• [DIRECTION]: Copy out each line that mentions the word "这世界需要你".

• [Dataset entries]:
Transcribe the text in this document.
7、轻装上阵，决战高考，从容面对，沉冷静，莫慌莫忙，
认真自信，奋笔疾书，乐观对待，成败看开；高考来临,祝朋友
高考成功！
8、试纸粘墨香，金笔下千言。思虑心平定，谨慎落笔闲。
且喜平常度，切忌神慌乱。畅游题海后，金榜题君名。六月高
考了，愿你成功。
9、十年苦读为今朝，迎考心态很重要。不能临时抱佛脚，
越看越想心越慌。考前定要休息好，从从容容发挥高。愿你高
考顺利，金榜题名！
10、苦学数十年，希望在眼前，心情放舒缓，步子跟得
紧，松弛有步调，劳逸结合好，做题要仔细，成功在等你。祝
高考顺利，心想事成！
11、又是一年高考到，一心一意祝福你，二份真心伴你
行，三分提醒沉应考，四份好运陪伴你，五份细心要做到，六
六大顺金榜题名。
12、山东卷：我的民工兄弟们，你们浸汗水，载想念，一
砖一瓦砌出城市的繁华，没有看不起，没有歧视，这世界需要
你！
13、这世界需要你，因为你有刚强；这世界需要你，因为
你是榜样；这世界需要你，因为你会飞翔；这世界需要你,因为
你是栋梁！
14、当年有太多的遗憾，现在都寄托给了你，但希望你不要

• [WORKED ANSWER]:
13、这世界需要你，因为你有刚强；这世界需要你，因为
你是榜样；这世界需要你，因为你会飞翔；这世界需要你,因为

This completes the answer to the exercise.